▸ EXERCISE BRIEF
Wherever the string "title" occurs in a line of these records, report that line.

★ ★ ★ ★

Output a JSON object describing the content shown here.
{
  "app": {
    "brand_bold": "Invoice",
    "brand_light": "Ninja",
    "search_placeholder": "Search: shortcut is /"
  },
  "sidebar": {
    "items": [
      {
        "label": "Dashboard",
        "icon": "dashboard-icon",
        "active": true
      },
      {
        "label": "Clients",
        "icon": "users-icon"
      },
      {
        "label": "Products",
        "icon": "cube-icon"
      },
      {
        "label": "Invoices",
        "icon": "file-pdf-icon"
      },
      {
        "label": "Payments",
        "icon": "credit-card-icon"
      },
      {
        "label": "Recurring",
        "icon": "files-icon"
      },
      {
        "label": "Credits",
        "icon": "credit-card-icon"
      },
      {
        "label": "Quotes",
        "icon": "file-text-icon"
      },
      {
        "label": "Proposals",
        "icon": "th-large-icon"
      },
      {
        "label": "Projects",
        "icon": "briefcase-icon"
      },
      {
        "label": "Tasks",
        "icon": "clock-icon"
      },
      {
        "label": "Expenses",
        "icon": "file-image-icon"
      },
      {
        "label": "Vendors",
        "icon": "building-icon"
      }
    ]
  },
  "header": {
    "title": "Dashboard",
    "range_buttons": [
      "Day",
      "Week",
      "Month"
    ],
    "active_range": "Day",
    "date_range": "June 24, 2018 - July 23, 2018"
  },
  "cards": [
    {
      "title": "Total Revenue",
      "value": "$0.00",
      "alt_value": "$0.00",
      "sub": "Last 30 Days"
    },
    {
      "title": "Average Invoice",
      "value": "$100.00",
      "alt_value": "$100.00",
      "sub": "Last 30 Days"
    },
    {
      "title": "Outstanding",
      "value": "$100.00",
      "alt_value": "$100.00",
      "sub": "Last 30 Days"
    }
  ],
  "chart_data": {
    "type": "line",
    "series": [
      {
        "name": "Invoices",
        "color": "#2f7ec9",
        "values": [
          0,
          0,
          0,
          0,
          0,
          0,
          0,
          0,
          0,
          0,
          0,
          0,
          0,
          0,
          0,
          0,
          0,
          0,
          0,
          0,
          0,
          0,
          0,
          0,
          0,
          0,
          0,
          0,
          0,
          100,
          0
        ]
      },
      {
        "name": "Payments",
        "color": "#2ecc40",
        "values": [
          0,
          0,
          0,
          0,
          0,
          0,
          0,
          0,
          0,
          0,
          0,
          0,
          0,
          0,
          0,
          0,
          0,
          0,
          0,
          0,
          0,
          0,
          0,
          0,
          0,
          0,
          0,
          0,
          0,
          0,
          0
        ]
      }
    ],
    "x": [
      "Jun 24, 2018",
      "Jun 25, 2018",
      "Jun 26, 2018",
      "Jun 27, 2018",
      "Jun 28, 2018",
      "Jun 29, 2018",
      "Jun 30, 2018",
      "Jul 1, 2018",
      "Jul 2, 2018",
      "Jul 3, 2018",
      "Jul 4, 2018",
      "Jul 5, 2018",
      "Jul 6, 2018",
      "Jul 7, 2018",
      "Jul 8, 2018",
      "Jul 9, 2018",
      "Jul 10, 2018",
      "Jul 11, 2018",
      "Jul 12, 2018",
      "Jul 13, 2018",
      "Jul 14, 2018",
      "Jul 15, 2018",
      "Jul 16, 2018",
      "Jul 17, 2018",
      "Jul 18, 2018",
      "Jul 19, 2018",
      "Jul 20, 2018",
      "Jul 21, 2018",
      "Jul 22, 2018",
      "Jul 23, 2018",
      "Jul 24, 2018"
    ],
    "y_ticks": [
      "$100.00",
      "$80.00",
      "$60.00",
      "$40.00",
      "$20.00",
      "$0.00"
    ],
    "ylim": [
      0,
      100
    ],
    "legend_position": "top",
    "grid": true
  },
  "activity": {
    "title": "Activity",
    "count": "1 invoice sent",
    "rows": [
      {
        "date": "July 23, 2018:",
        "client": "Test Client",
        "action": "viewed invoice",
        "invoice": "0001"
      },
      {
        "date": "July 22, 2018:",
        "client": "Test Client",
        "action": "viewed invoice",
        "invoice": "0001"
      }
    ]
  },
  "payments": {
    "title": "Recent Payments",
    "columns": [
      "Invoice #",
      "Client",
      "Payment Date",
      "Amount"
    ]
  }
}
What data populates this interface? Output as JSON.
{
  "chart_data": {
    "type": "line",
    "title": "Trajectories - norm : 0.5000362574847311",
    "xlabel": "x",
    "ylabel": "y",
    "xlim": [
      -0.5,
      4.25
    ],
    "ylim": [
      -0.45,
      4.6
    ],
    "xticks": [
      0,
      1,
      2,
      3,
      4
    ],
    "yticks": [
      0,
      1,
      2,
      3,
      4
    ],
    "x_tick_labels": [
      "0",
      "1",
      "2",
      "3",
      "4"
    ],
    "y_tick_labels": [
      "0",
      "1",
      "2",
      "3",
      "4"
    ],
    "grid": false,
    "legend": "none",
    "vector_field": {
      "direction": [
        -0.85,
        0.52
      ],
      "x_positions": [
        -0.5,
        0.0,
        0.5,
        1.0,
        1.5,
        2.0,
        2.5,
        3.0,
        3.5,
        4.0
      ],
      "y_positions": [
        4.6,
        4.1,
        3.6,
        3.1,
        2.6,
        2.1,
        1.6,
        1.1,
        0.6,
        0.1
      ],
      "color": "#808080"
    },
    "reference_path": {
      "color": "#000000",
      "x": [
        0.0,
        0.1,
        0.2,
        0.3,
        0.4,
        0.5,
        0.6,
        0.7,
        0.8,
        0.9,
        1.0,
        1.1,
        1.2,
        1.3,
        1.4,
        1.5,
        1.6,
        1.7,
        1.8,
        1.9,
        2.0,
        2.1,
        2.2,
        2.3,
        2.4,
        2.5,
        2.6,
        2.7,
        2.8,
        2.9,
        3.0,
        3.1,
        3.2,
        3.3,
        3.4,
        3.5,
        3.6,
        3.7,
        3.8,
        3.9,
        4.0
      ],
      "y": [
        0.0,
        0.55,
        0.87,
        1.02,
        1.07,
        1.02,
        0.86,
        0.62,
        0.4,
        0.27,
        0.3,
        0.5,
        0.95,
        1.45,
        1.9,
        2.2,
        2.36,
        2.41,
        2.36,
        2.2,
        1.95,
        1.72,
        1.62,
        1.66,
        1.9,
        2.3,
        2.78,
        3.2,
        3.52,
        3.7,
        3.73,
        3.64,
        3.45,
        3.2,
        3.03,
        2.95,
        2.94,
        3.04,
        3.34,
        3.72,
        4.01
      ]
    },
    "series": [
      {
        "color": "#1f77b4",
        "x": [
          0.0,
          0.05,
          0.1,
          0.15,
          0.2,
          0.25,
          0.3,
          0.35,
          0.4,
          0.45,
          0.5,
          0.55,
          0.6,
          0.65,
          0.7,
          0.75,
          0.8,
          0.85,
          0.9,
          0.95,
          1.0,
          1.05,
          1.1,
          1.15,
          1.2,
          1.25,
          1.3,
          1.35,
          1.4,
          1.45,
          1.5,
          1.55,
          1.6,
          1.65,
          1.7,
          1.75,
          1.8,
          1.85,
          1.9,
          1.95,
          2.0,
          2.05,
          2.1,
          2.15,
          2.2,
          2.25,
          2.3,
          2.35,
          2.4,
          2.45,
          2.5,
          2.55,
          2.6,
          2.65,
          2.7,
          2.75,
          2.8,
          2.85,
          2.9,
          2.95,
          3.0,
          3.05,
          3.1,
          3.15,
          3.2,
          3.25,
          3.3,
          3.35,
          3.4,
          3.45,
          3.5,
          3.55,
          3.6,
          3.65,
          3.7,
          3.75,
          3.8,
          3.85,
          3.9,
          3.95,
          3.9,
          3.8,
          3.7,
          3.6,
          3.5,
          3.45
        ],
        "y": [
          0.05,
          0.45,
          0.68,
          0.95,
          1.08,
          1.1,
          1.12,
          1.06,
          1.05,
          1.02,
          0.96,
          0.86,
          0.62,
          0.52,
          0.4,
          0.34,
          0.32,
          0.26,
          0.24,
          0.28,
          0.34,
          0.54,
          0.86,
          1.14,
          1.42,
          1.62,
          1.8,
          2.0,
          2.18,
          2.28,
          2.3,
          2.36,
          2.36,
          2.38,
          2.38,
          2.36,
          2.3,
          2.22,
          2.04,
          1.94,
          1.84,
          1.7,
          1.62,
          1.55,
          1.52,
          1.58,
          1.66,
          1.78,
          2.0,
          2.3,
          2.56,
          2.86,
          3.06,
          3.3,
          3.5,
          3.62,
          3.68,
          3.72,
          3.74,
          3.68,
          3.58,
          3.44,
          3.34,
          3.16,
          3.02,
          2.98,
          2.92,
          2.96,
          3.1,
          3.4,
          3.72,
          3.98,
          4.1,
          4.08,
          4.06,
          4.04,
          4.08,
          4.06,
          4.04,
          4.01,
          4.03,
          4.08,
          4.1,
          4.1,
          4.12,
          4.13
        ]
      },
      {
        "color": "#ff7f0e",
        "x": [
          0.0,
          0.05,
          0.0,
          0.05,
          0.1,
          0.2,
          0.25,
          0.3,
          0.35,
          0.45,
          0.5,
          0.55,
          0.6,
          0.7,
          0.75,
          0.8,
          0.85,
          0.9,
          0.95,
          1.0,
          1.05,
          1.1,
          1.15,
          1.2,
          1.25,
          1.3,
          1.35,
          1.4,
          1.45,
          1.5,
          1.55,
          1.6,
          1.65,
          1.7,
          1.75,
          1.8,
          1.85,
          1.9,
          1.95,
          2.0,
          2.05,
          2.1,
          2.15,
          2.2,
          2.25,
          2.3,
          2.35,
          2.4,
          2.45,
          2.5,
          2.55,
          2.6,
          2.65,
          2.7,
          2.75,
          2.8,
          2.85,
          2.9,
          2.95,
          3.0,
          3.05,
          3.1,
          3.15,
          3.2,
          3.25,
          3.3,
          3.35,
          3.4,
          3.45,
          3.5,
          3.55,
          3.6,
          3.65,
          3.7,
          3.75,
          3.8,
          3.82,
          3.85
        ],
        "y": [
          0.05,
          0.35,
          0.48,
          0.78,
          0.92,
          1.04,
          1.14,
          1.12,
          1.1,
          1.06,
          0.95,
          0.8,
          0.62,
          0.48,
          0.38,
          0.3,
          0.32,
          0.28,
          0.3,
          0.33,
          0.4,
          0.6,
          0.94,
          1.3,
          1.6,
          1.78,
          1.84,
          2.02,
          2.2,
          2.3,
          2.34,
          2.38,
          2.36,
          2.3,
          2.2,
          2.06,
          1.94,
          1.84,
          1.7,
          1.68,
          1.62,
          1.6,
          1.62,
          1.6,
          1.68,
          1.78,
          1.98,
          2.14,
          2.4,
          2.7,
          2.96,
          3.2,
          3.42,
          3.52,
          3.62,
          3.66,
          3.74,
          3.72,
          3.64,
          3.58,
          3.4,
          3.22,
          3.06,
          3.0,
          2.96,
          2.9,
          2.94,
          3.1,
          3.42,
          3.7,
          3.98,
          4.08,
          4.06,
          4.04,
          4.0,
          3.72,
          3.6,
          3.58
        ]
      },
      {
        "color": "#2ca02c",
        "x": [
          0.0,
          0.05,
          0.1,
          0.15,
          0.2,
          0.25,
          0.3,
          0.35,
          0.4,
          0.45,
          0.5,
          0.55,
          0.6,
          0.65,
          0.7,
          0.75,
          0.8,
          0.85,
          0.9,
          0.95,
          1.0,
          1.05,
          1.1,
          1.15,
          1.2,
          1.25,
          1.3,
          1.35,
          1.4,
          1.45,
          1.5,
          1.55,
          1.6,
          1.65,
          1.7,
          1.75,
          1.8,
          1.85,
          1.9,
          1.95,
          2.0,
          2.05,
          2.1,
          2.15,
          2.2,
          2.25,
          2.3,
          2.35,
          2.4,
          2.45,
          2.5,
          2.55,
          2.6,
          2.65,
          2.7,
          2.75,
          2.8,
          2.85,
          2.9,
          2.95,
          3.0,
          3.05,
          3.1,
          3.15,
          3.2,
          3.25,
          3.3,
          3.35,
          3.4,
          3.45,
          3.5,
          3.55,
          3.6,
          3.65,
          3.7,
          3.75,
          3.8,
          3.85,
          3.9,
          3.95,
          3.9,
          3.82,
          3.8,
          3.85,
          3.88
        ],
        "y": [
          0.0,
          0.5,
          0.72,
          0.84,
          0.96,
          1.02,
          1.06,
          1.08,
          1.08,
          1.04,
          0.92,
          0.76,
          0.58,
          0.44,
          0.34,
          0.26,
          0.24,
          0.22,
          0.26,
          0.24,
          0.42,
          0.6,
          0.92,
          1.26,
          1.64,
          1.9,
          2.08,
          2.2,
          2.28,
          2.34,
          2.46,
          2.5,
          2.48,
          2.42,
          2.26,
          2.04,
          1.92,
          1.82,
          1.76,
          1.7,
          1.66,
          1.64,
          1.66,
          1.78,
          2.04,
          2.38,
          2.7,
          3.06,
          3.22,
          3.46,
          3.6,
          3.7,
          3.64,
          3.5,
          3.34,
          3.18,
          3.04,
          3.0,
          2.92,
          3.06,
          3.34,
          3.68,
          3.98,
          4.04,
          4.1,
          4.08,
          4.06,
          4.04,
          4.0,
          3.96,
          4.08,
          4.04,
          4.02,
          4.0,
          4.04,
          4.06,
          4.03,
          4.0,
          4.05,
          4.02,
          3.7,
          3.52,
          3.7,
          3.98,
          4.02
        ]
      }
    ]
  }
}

★ ★ ★ ★

▸ WRITTEN SOLUTION
    "title": "Dashboard",
      "title": "Total Revenue",
      "title": "Average Invoice",
      "title": "Outstanding",
    "title": "Activity",
    "title": "Recent Payments",
    "title": "Trajectories - norm : 0.5000362574847311",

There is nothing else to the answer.